> **Instructions for the task**
Copy the records below exactly as they are written.

Collected data entries:
--------

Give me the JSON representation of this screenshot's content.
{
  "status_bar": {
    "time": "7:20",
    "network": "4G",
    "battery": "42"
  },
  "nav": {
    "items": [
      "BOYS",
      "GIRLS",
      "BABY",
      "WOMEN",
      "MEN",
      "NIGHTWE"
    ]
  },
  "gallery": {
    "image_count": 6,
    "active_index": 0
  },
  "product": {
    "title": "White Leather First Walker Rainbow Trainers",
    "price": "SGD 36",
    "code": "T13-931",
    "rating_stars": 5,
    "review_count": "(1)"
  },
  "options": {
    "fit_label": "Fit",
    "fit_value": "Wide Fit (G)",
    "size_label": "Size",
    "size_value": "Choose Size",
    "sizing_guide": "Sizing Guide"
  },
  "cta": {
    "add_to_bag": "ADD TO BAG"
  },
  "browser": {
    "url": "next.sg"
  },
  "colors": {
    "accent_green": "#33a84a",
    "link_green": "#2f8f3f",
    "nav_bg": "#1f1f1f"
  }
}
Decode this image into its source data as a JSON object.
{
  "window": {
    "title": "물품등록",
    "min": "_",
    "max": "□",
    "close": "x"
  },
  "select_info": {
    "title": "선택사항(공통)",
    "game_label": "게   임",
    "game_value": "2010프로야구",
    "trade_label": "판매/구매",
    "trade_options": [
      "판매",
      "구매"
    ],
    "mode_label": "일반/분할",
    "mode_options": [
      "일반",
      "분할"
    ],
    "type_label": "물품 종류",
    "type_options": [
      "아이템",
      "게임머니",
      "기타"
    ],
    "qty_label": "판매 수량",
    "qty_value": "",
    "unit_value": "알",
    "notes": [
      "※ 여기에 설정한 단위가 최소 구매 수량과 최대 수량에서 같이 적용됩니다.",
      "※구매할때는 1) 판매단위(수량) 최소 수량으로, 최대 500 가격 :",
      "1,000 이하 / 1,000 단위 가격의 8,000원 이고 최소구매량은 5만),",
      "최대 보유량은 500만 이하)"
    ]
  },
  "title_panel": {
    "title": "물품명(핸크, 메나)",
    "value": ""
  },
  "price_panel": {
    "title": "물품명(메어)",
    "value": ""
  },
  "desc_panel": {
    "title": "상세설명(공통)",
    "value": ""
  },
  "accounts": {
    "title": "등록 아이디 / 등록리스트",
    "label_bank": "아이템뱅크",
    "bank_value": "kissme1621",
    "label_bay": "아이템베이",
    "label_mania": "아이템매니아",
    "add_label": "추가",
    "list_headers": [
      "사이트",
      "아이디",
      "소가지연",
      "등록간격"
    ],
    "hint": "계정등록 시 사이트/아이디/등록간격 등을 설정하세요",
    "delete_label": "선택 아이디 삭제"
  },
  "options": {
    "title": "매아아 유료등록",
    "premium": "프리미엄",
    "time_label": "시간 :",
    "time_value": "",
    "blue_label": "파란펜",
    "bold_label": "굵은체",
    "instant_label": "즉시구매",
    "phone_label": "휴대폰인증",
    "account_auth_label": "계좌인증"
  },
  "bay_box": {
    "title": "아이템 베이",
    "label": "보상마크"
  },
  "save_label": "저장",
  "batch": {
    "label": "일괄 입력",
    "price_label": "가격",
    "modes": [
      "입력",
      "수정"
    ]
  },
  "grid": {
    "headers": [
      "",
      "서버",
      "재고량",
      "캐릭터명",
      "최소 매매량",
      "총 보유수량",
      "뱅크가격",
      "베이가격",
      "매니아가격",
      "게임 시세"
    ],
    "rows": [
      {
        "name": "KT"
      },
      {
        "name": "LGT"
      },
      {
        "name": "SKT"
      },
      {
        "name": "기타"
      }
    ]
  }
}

--------

> **The reply**
Give me the JSON representation of this screenshot's content.
{
  "status_bar": {
    "time": "7:20",
    "network": "4G",
    "battery": "42"
  },
  "nav": {
    "items": [
      "BOYS",
      "GIRLS",
      "BABY",
      "WOMEN",
      "MEN",
      "NIGHTWE"
    ]
  },
  "gallery": {
    "image_count": 6,
    "active_index": 0
  },
  "product": {
    "title": "White Leather First Walker Rainbow Trainers",
    "price": "SGD 36",
    "code": "T13-931",
    "rating_stars": 5,
    "review_count": "(1)"
  },
  "options": {
    "fit_label": "Fit",
    "fit_value": "Wide Fit (G)",
    "size_label": "Size",
    "size_value": "Choose Size",
    "sizing_guide": "Sizing Guide"
  },
  "cta": {
    "add_to_bag": "ADD TO BAG"
  },
  "browser": {
    "url": "next.sg"
  },
  "colors": {
    "accent_green": "#33a84a",
    "link_green": "#2f8f3f",
    "nav_bg": "#1f1f1f"
  }
}
Decode this image into its source data as a JSON object.
{
  "window": {
    "title": "물품등록",
    "min": "_",
    "max": "□",
    "close": "x"
  },
  "select_info": {
    "title": "선택사항(공통)",
    "game_label": "게   임",
    "game_value": "2010프로야구",
    "trade_label": "판매/구매",
    "trade_options": [
      "판매",
      "구매"
    ],
    "mode_label": "일반/분할",
    "mode_options": [
      "일반",
      "분할"
    ],
    "type_label": "물품 종류",
    "type_options": [
      "아이템",
      "게임머니",
      "기타"
    ],
    "qty_label": "판매 수량",
    "qty_value": "",
    "unit_value": "알",
    "notes": [
      "※ 여기에 설정한 단위가 최소 구매 수량과 최대 수량에서 같이 적용됩니다.",
      "※구매할때는 1) 판매단위(수량) 최소 수량으로, 최대 500 가격 :",
      "1,000 이하 / 1,000 단위 가격의 8,000원 이고 최소구매량은 5만),",
      "최대 보유량은 500만 이하)"
    ]
  },
  "title_panel": {
    "title": "물품명(핸크, 메나)",
    "value": ""
  },
  "price_panel": {
    "title": "물품명(메어)",
    "value": ""
  },
  "desc_panel": {
    "title": "상세설명(공통)",
    "value": ""
  },
  "accounts": {
    "title": "등록 아이디 / 등록리스트",
    "label_bank": "아이템뱅크",
    "bank_value": "kissme1621",
    "label_bay": "아이템베이",
    "label_mania": "아이템매니아",
    "add_label": "추가",
    "list_headers": [
      "사이트",
      "아이디",
      "소가지연",
      "등록간격"
    ],
    "hint": "계정등록 시 사이트/아이디/등록간격 등을 설정하세요",
    "delete_label": "선택 아이디 삭제"
  },
  "options": {
    "title": "매아아 유료등록",
    "premium": "프리미엄",
    "time_label": "시간 :",
    "time_value": "",
    "blue_label": "파란펜",
    "bold_label": "굵은체",
    "instant_label": "즉시구매",
    "phone_label": "휴대폰인증",
    "account_auth_label": "계좌인증"
  },
  "bay_box": {
    "title": "아이템 베이",
    "label": "보상마크"
  },
  "save_label": "저장",
  "batch": {
    "label": "일괄 입력",
    "price_label": "가격",
    "modes": [
      "입력",
      "수정"
    ]
  },
  "grid": {
    "headers": [
      "",
      "서버",
      "재고량",
      "캐릭터명",
      "최소 매매량",
      "총 보유수량",
      "뱅크가격",
      "베이가격",
      "매니아가격",
      "게임 시세"
    ],
    "rows": [
      {
        "name": "KT"
      },
      {
        "name": "LGT"
      },
      {
        "name": "SKT"
      },
      {
        "name": "기타"
      }
    ]
  }
}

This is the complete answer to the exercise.